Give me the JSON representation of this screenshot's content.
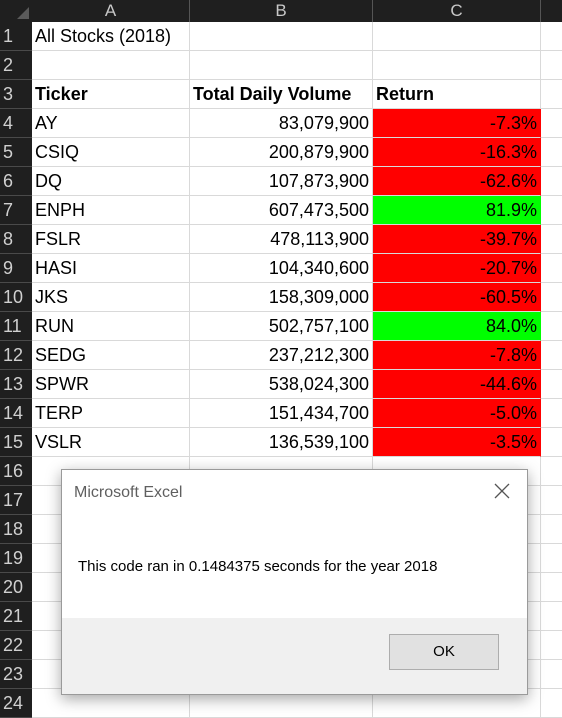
{
  "columns": [
    "A",
    "B",
    "C"
  ],
  "row_numbers": [
    "1",
    "2",
    "3",
    "4",
    "5",
    "6",
    "7",
    "8",
    "9",
    "10",
    "11",
    "12",
    "13",
    "14",
    "15",
    "16",
    "17",
    "18",
    "19",
    "20",
    "21",
    "22",
    "23",
    "24"
  ],
  "sheet": {
    "title": "All Stocks (2018)",
    "headers": {
      "ticker": "Ticker",
      "volume": "Total Daily Volume",
      "return": "Return"
    },
    "rows": [
      {
        "ticker": "AY",
        "volume": "83,079,900",
        "return": "-7.3%",
        "status": "negative"
      },
      {
        "ticker": "CSIQ",
        "volume": "200,879,900",
        "return": "-16.3%",
        "status": "negative"
      },
      {
        "ticker": "DQ",
        "volume": "107,873,900",
        "return": "-62.6%",
        "status": "negative"
      },
      {
        "ticker": "ENPH",
        "volume": "607,473,500",
        "return": "81.9%",
        "status": "positive"
      },
      {
        "ticker": "FSLR",
        "volume": "478,113,900",
        "return": "-39.7%",
        "status": "negative"
      },
      {
        "ticker": "HASI",
        "volume": "104,340,600",
        "return": "-20.7%",
        "status": "negative"
      },
      {
        "ticker": "JKS",
        "volume": "158,309,000",
        "return": "-60.5%",
        "status": "negative"
      },
      {
        "ticker": "RUN",
        "volume": "502,757,100",
        "return": "84.0%",
        "status": "positive"
      },
      {
        "ticker": "SEDG",
        "volume": "237,212,300",
        "return": "-7.8%",
        "status": "negative"
      },
      {
        "ticker": "SPWR",
        "volume": "538,024,300",
        "return": "-44.6%",
        "status": "negative"
      },
      {
        "ticker": "TERP",
        "volume": "151,434,700",
        "return": "-5.0%",
        "status": "negative"
      },
      {
        "ticker": "VSLR",
        "volume": "136,539,100",
        "return": "-3.5%",
        "status": "negative"
      }
    ]
  },
  "colors": {
    "negative_fill": "#ff0000",
    "positive_fill": "#00ff00",
    "header_bg": "#1f1f1f"
  },
  "dialog": {
    "title": "Microsoft Excel",
    "message": "This code ran in 0.1484375 seconds for the year 2018",
    "ok_label": "OK",
    "close_icon": "close-icon"
  }
}
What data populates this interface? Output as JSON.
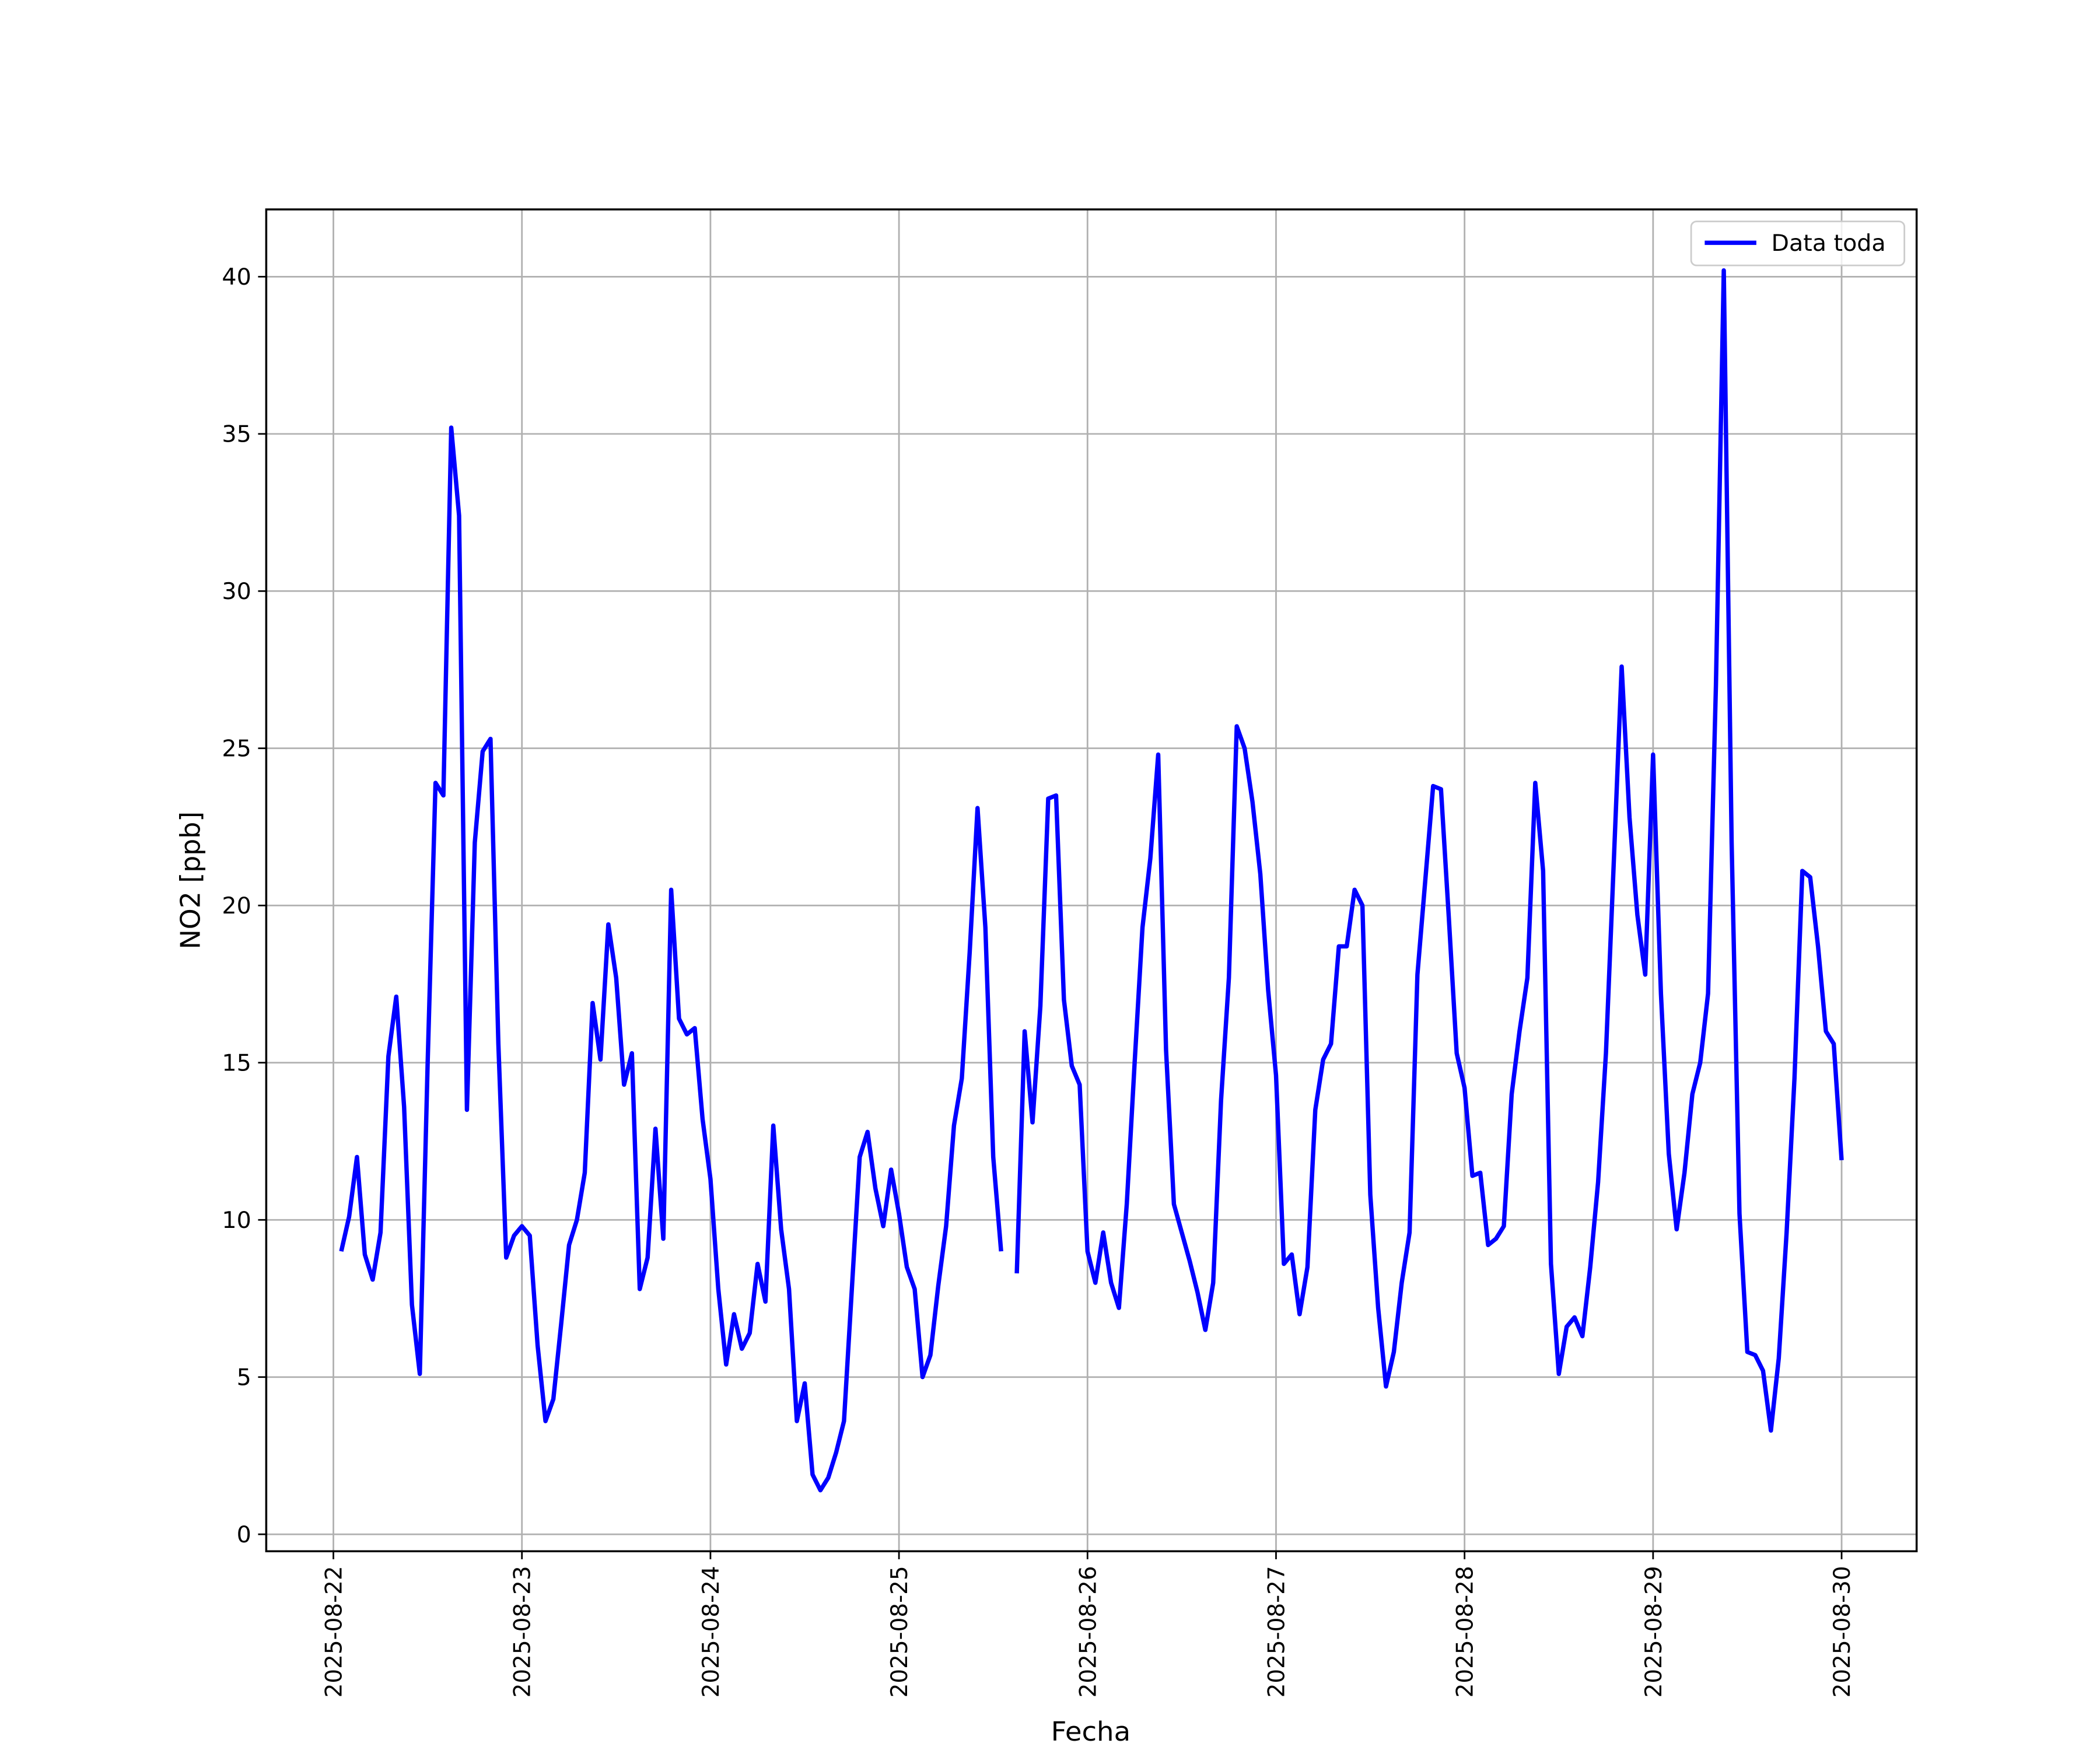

____________

> **WHAT TO PRODUCE**:
Make an exact reproduction of the listing above, without any pictures.

> **OUTPUT OF THE TASK**:
Give me the JSON representation of this screenshot's content.
{
  "columns": [
    "A",
    "B",
    "C"
  ],
  "row_numbers": [
    "1",
    "2",
    "3",
    "4",
    "5",
    "6",
    "7",
    "8",
    "9",
    "10",
    "11",
    "12",
    "13",
    "14",
    "15",
    "16",
    "17",
    "18",
    "19",
    "20",
    "21",
    "22",
    "23",
    "24"
  ],
  "sheet": {
    "title": "All Stocks (2018)",
    "headers": {
      "ticker": "Ticker",
      "volume": "Total Daily Volume",
      "return": "Return"
    },
    "rows": [
      {
        "ticker": "AY",
        "volume": "83,079,900",
        "return": "-7.3%",
        "status": "negative"
      },
      {
        "ticker": "CSIQ",
        "volume": "200,879,900",
        "return": "-16.3%",
        "status": "negative"
      },
      {
        "ticker": "DQ",
        "volume": "107,873,900",
        "return": "-62.6%",
        "status": "negative"
      },
      {
        "ticker": "ENPH",
        "volume": "607,473,500",
        "return": "81.9%",
        "status": "positive"
      },
      {
        "ticker": "FSLR",
        "volume": "478,113,900",
        "return": "-39.7%",
        "status": "negative"
      },
      {
        "ticker": "HASI",
        "volume": "104,340,600",
        "return": "-20.7%",
        "status": "negative"
      },
      {
        "ticker": "JKS",
        "volume": "158,309,000",
        "return": "-60.5%",
        "status": "negative"
      },
      {
        "ticker": "RUN",
        "volume": "502,757,100",
        "return": "84.0%",
        "status": "positive"
      },
      {
        "ticker": "SEDG",
        "volume": "237,212,300",
        "return": "-7.8%",
        "status": "negative"
      },
      {
        "ticker": "SPWR",
        "volume": "538,024,300",
        "return": "-44.6%",
        "status": "negative"
      },
      {
        "ticker": "TERP",
        "volume": "151,434,700",
        "return": "-5.0%",
        "status": "negative"
      },
      {
        "ticker": "VSLR",
        "volume": "136,539,100",
        "return": "-3.5%",
        "status": "negative"
      }
    ]
  },
  "colors": {
    "negative_fill": "#ff0000",
    "positive_fill": "#00ff00",
    "header_bg": "#1f1f1f"
  },
  "dialog": {
    "title": "Microsoft Excel",
    "message": "This code ran in 0.1484375 seconds for the year 2018",
    "ok_label": "OK",
    "close_icon": "close-icon"
  }
}
What data populates this interface? Output as JSON.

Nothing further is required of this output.